> **Extracts from a graphics dataset**
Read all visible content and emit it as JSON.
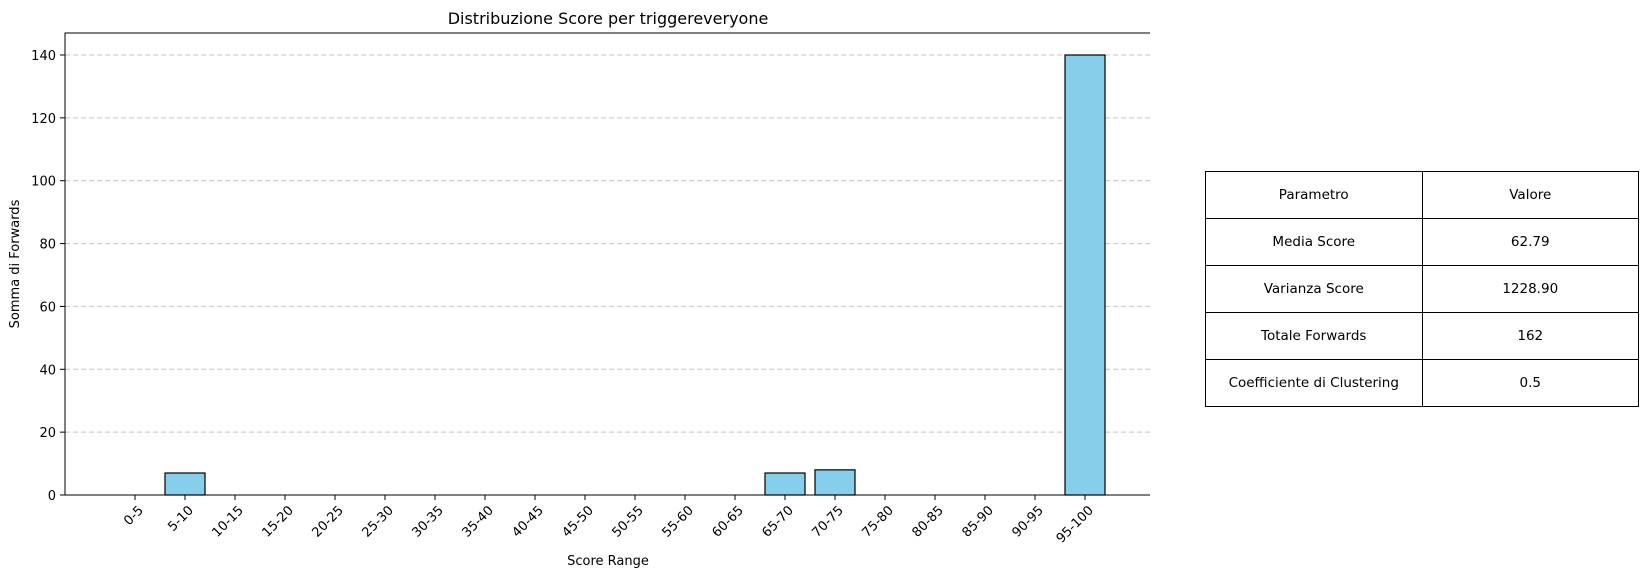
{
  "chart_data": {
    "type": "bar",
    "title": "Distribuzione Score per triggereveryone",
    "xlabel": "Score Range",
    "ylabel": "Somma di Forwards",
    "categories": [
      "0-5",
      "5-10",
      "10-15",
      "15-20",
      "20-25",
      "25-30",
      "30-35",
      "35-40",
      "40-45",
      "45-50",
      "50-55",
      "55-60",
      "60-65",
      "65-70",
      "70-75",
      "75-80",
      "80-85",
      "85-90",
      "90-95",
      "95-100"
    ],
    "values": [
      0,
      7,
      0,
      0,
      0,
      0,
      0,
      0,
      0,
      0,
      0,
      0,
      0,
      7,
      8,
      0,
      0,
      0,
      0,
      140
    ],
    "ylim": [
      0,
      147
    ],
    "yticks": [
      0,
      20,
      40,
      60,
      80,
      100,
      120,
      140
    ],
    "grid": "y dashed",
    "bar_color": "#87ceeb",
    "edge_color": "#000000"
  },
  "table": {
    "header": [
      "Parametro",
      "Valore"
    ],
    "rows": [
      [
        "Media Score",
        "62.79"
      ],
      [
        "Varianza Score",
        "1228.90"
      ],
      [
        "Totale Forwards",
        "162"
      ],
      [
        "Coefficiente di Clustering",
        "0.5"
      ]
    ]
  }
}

> **Given task**
Retype every record above exactly as written, but leave out the pictures.

> **In response**
Read all visible content and emit it as JSON.
{
  "chart_data": {
    "type": "bar",
    "title": "Distribuzione Score per triggereveryone",
    "xlabel": "Score Range",
    "ylabel": "Somma di Forwards",
    "categories": [
      "0-5",
      "5-10",
      "10-15",
      "15-20",
      "20-25",
      "25-30",
      "30-35",
      "35-40",
      "40-45",
      "45-50",
      "50-55",
      "55-60",
      "60-65",
      "65-70",
      "70-75",
      "75-80",
      "80-85",
      "85-90",
      "90-95",
      "95-100"
    ],
    "values": [
      0,
      7,
      0,
      0,
      0,
      0,
      0,
      0,
      0,
      0,
      0,
      0,
      0,
      7,
      8,
      0,
      0,
      0,
      0,
      140
    ],
    "ylim": [
      0,
      147
    ],
    "yticks": [
      0,
      20,
      40,
      60,
      80,
      100,
      120,
      140
    ],
    "grid": "y dashed",
    "bar_color": "#87ceeb",
    "edge_color": "#000000"
  },
  "table": {
    "header": [
      "Parametro",
      "Valore"
    ],
    "rows": [
      [
        "Media Score",
        "62.79"
      ],
      [
        "Varianza Score",
        "1228.90"
      ],
      [
        "Totale Forwards",
        "162"
      ],
      [
        "Coefficiente di Clustering",
        "0.5"
      ]
    ]
  }
}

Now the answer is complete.